__Dataset__
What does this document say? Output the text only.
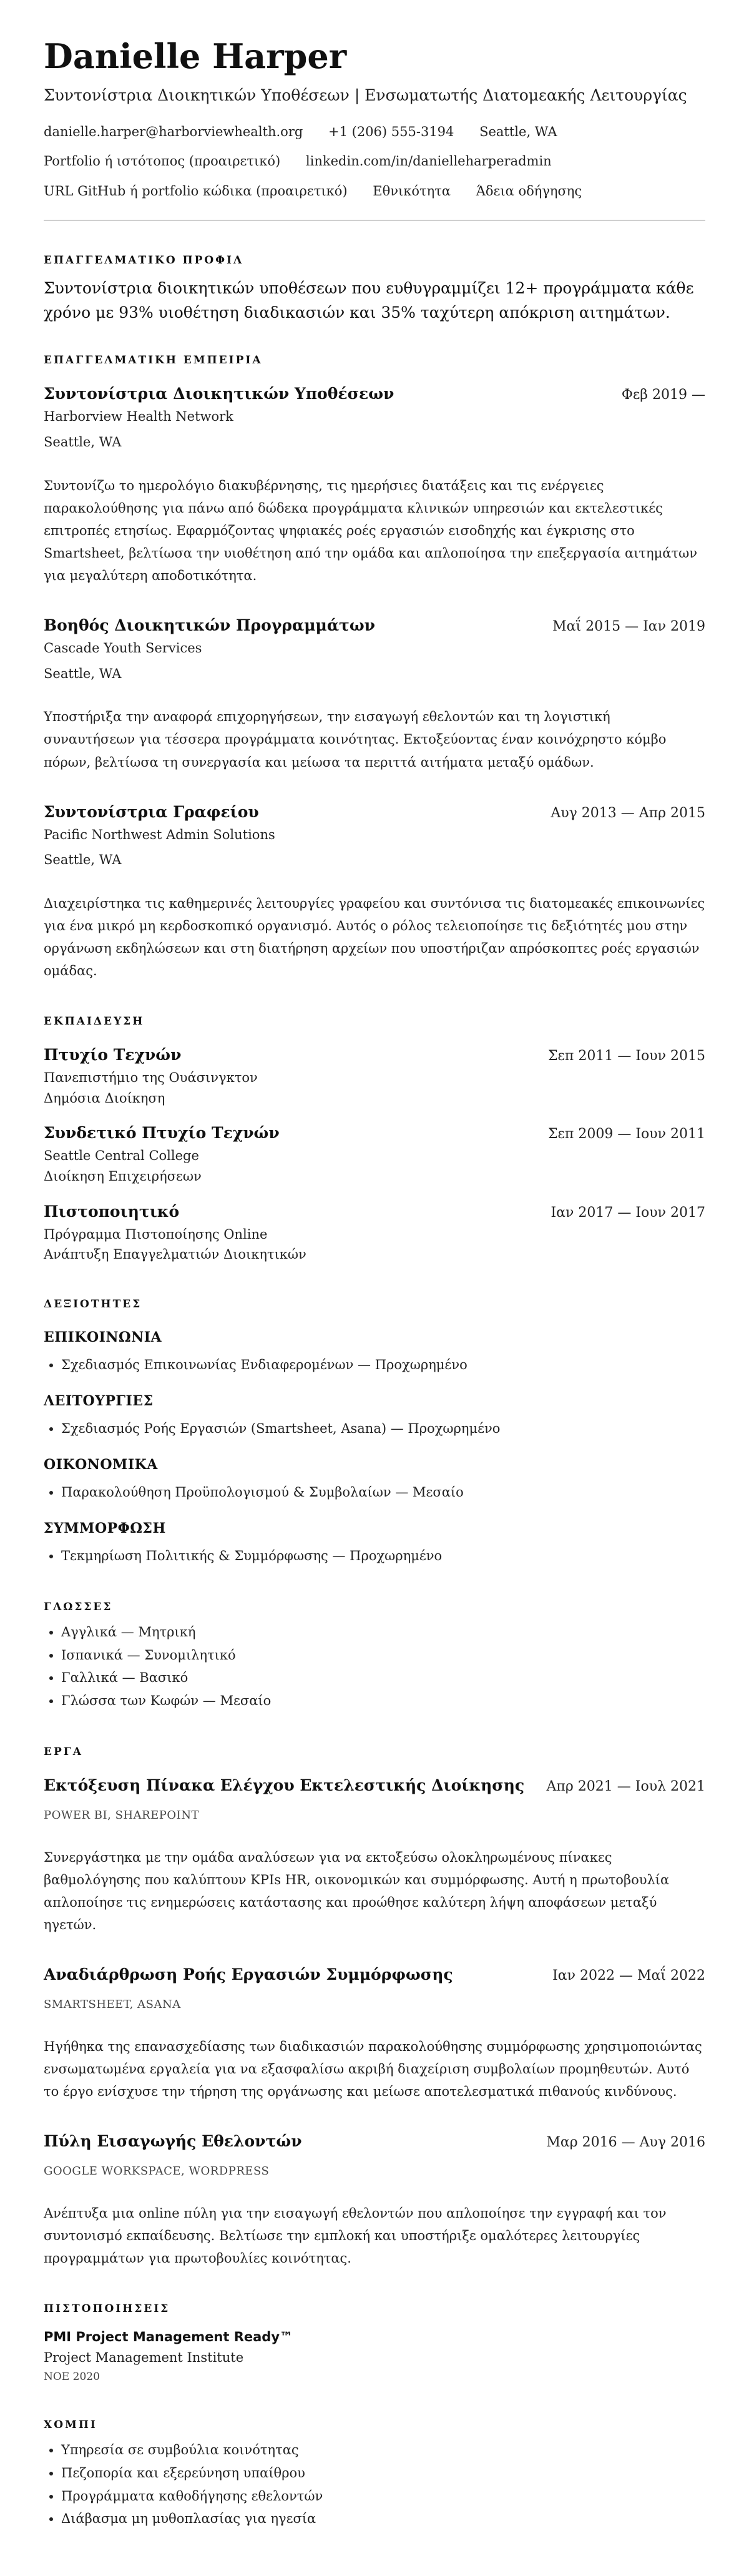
Danielle Harper
Συντονίστρια Διοικητικών Υποθέσεων | Ενσωματωτής Διατομεακής Λειτουργίας
danielle.harper@harborviewhealth.org +1 (206) 555-3194 Seattle, WA
Portfolio ή ιστότοπος (προαιρετικό) linkedin.com/in/danielleharperadmin
URL GitHub ή portfolio κώδικα (προαιρετικό) Εθνικότητα Άδεια οδήγησης
ΕΠΑΓΓΕΛΜΑΤΙΚΟ ΠΡΟΦΙΛ

Συντονίστρια διοικητικών υποθέσεων που ευθυγραμμίζει 12+ προγράμματα κάθε χρόνο με 93% υιοθέτηση διαδικασιών και 35% ταχύτερη απόκριση αιτημάτων.

ΕΠΑΓΓΕΛΜΑΤΙΚΗ ΕΜΠΕΙΡΙΑ
Συντονίστρια Διοικητικών Υποθέσεων	Φεβ 2019 —
Harborview Health Network
Seattle, WA

Συντονίζω το ημερολόγιο διακυβέρνησης, τις ημερήσιες διατάξεις και τις ενέργειες παρακολούθησης για πάνω από δώδεκα προγράμματα κλινικών υπηρεσιών και εκτελεστικές επιτροπές ετησίως. Εφαρμόζοντας ψηφιακές ροές εργασιών εισοδηχής και έγκρισης στο Smartsheet, βελτίωσα την υιοθέτηση από την ομάδα και απλοποίησα την επεξεργασία αιτημάτων για μεγαλύτερη αποδοτικότητα.

Βοηθός Διοικητικών Προγραμμάτων	Μαΐ 2015 — Ιαν 2019
Cascade Youth Services
Seattle, WA

Υποστήριξα την αναφορά επιχορηγήσεων, την εισαγωγή εθελοντών και τη λογιστική συναυτήσεων για τέσσερα προγράμματα κοινότητας. Εκτοξεύοντας έναν κοινόχρηστο κόμβο πόρων, βελτίωσα τη συνεργασία και μείωσα τα περιττά αιτήματα μεταξύ ομάδων.

Συντονίστρια Γραφείου	Αυγ 2013 — Απρ 2015
Pacific Northwest Admin Solutions
Seattle, WA

Διαχειρίστηκα τις καθημερινές λειτουργίες γραφείου και συντόνισα τις διατομεακές επικοινωνίες για ένα μικρό μη κερδοσκοπικό οργανισμό. Αυτός ο ρόλος τελειοποίησε τις δεξιότητές μου στην οργάνωση εκδηλώσεων και στη διατήρηση αρχείων που υποστήριζαν απρόσκοπτες ροές εργασιών ομάδας.

ΕΚΠΑΙΔΕΥΣΗ
Πτυχίο Τεχνών	Σεπ 2011 — Ιουν 2015
Πανεπιστήμιο της Ουάσινγκτον
Δημόσια Διοίκηση
Συνδετικό Πτυχίο Τεχνών	Σεπ 2009 — Ιουν 2011
Seattle Central College
Διοίκηση Επιχειρήσεων
Πιστοποιητικό	Ιαν 2017 — Ιουν 2017
Πρόγραμμα Πιστοποίησης Online
Ανάπτυξη Επαγγελματιών Διοικητικών
ΔΕΞΙΟΤΗΤΕΣ
ΕΠΙΚΟΙΝΩΝΙΑ
• Σχεδιασμός Επικοινωνίας Ενδιαφερομένων — Προχωρημένο
ΛΕΙΤΟΥΡΓΙΕΣ
• Σχεδιασμός Ροής Εργασιών (Smartsheet, Asana) — Προχωρημένο
ΟΙΚΟΝΟΜΙΚΑ
• Παρακολούθηση Προϋπολογισμού & Συμβολαίων — Μεσαίο
ΣΥΜΜΟΡΦΩΣΗ
• Τεκμηρίωση Πολιτικής & Συμμόρφωσης — Προχωρημένο
ΓΛΩΣΣΕΣ
• Αγγλικά — Μητρική
• Ισπανικά — Συνομιλητικό
• Γαλλικά — Βασικό
• Γλώσσα των Κωφών — Μεσαίο
ΕΡΓΑ
Εκτόξευση Πίνακα Ελέγχου Εκτελεστικής Διοίκησης Απρ 2021 — Ιουλ 2021
POWER BI, SHAREPOINT

Συνεργάστηκα με την ομάδα αναλύσεων για να εκτοξεύσω ολοκληρωμένους πίνακες βαθμολόγησης που καλύπτουν KPIs HR, οικονομικών και συμμόρφωσης. Αυτή η πρωτοβουλία απλοποίησε τις ενημερώσεις κατάστασης και προώθησε καλύτερη λήψη αποφάσεων μεταξύ ηγετών.

Αναδιάρθρωση Ροής Εργασιών Συμμόρφωσης	Ιαν 2022 — Μαΐ 2022
SMARTSHEET, ASANA

Ηγήθηκα της επανασχεδίασης των διαδικασιών παρακολούθησης συμμόρφωσης χρησιμοποιώντας ενσωματωμένα εργαλεία για να εξασφαλίσω ακριβή διαχείριση συμβολαίων προμηθευτών. Αυτό το έργο ενίσχυσε την τήρηση της οργάνωσης και μείωσε αποτελεσματικά πιθανούς κινδύνους.

Πύλη Εισαγωγής Εθελοντών	Μαρ 2016 — Αυγ 2016
GOOGLE WORKSPACE, WORDPRESS

Ανέπτυξα μια online πύλη για την εισαγωγή εθελοντών που απλοποίησε την εγγραφή και τον συντονισμό εκπαίδευσης. Βελτίωσε την εμπλοκή και υποστήριξε ομαλότερες λειτουργίες προγραμμάτων για πρωτοβουλίες κοινότητας.

ΠΙΣΤΟΠΟΙΗΣΕΙΣ
PMI Project Management Ready™
Project Management Institute
ΝΟΕ 2020
ΧΟΜΠΙ
• Υπηρεσία σε συμβούλια κοινότητας
• Πεζοπορία και εξερεύνηση υπαίθρου
• Προγράμματα καθοδήγησης εθελοντών
• Διάβασμα μη μυθοπλασίας για ηγεσία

__Direction__
Output the data above without changes, apart from leaving out the pictures.

__Exercise solution__
What does this document say? Output the text only.
Danielle Harper
Συντονίστρια Διοικητικών Υποθέσεων | Ενσωματωτής Διατομεακής Λειτουργίας
danielle.harper@harborviewhealth.org +1 (206) 555-3194 Seattle, WA
Portfolio ή ιστότοπος (προαιρετικό) linkedin.com/in/danielleharperadmin
URL GitHub ή portfolio κώδικα (προαιρετικό) Εθνικότητα Άδεια οδήγησης
ΕΠΑΓΓΕΛΜΑΤΙΚΟ ΠΡΟΦΙΛ

Συντονίστρια διοικητικών υποθέσεων που ευθυγραμμίζει 12+ προγράμματα κάθε χρόνο με 93% υιοθέτηση διαδικασιών και 35% ταχύτερη απόκριση αιτημάτων.

ΕΠΑΓΓΕΛΜΑΤΙΚΗ ΕΜΠΕΙΡΙΑ
Συντονίστρια Διοικητικών Υποθέσεων	Φεβ 2019 —
Harborview Health Network
Seattle, WA

Συντονίζω το ημερολόγιο διακυβέρνησης, τις ημερήσιες διατάξεις και τις ενέργειες παρακολούθησης για πάνω από δώδεκα προγράμματα κλινικών υπηρεσιών και εκτελεστικές επιτροπές ετησίως. Εφαρμόζοντας ψηφιακές ροές εργασιών εισοδηχής και έγκρισης στο Smartsheet, βελτίωσα την υιοθέτηση από την ομάδα και απλοποίησα την επεξεργασία αιτημάτων για μεγαλύτερη αποδοτικότητα.

Βοηθός Διοικητικών Προγραμμάτων	Μαΐ 2015 — Ιαν 2019
Cascade Youth Services
Seattle, WA

Υποστήριξα την αναφορά επιχορηγήσεων, την εισαγωγή εθελοντών και τη λογιστική συναυτήσεων για τέσσερα προγράμματα κοινότητας. Εκτοξεύοντας έναν κοινόχρηστο κόμβο πόρων, βελτίωσα τη συνεργασία και μείωσα τα περιττά αιτήματα μεταξύ ομάδων.

Συντονίστρια Γραφείου	Αυγ 2013 — Απρ 2015
Pacific Northwest Admin Solutions
Seattle, WA

Διαχειρίστηκα τις καθημερινές λειτουργίες γραφείου και συντόνισα τις διατομεακές επικοινωνίες για ένα μικρό μη κερδοσκοπικό οργανισμό. Αυτός ο ρόλος τελειοποίησε τις δεξιότητές μου στην οργάνωση εκδηλώσεων και στη διατήρηση αρχείων που υποστήριζαν απρόσκοπτες ροές εργασιών ομάδας.

ΕΚΠΑΙΔΕΥΣΗ
Πτυχίο Τεχνών	Σεπ 2011 — Ιουν 2015
Πανεπιστήμιο της Ουάσινγκτον
Δημόσια Διοίκηση
Συνδετικό Πτυχίο Τεχνών	Σεπ 2009 — Ιουν 2011
Seattle Central College
Διοίκηση Επιχειρήσεων
Πιστοποιητικό	Ιαν 2017 — Ιουν 2017
Πρόγραμμα Πιστοποίησης Online
Ανάπτυξη Επαγγελματιών Διοικητικών
ΔΕΞΙΟΤΗΤΕΣ
ΕΠΙΚΟΙΝΩΝΙΑ
• Σχεδιασμός Επικοινωνίας Ενδιαφερομένων — Προχωρημένο
ΛΕΙΤΟΥΡΓΙΕΣ
• Σχεδιασμός Ροής Εργασιών (Smartsheet, Asana) — Προχωρημένο
ΟΙΚΟΝΟΜΙΚΑ
• Παρακολούθηση Προϋπολογισμού & Συμβολαίων — Μεσαίο
ΣΥΜΜΟΡΦΩΣΗ
• Τεκμηρίωση Πολιτικής & Συμμόρφωσης — Προχωρημένο
ΓΛΩΣΣΕΣ
• Αγγλικά — Μητρική
• Ισπανικά — Συνομιλητικό
• Γαλλικά — Βασικό
• Γλώσσα των Κωφών — Μεσαίο
ΕΡΓΑ
Εκτόξευση Πίνακα Ελέγχου Εκτελεστικής Διοίκησης Απρ 2021 — Ιουλ 2021
POWER BI, SHAREPOINT

Συνεργάστηκα με την ομάδα αναλύσεων για να εκτοξεύσω ολοκληρωμένους πίνακες βαθμολόγησης που καλύπτουν KPIs HR, οικονομικών και συμμόρφωσης. Αυτή η πρωτοβουλία απλοποίησε τις ενημερώσεις κατάστασης και προώθησε καλύτερη λήψη αποφάσεων μεταξύ ηγετών.

Αναδιάρθρωση Ροής Εργασιών Συμμόρφωσης	Ιαν 2022 — Μαΐ 2022
SMARTSHEET, ASANA

Ηγήθηκα της επανασχεδίασης των διαδικασιών παρακολούθησης συμμόρφωσης χρησιμοποιώντας ενσωματωμένα εργαλεία για να εξασφαλίσω ακριβή διαχείριση συμβολαίων προμηθευτών. Αυτό το έργο ενίσχυσε την τήρηση της οργάνωσης και μείωσε αποτελεσματικά πιθανούς κινδύνους.

Πύλη Εισαγωγής Εθελοντών	Μαρ 2016 — Αυγ 2016
GOOGLE WORKSPACE, WORDPRESS

Ανέπτυξα μια online πύλη για την εισαγωγή εθελοντών που απλοποίησε την εγγραφή και τον συντονισμό εκπαίδευσης. Βελτίωσε την εμπλοκή και υποστήριξε ομαλότερες λειτουργίες προγραμμάτων για πρωτοβουλίες κοινότητας.

ΠΙΣΤΟΠΟΙΗΣΕΙΣ
PMI Project Management Ready™
Project Management Institute
ΝΟΕ 2020
ΧΟΜΠΙ
• Υπηρεσία σε συμβούλια κοινότητας
• Πεζοπορία και εξερεύνηση υπαίθρου
• Προγράμματα καθοδήγησης εθελοντών
• Διάβασμα μη μυθοπλασίας για ηγεσία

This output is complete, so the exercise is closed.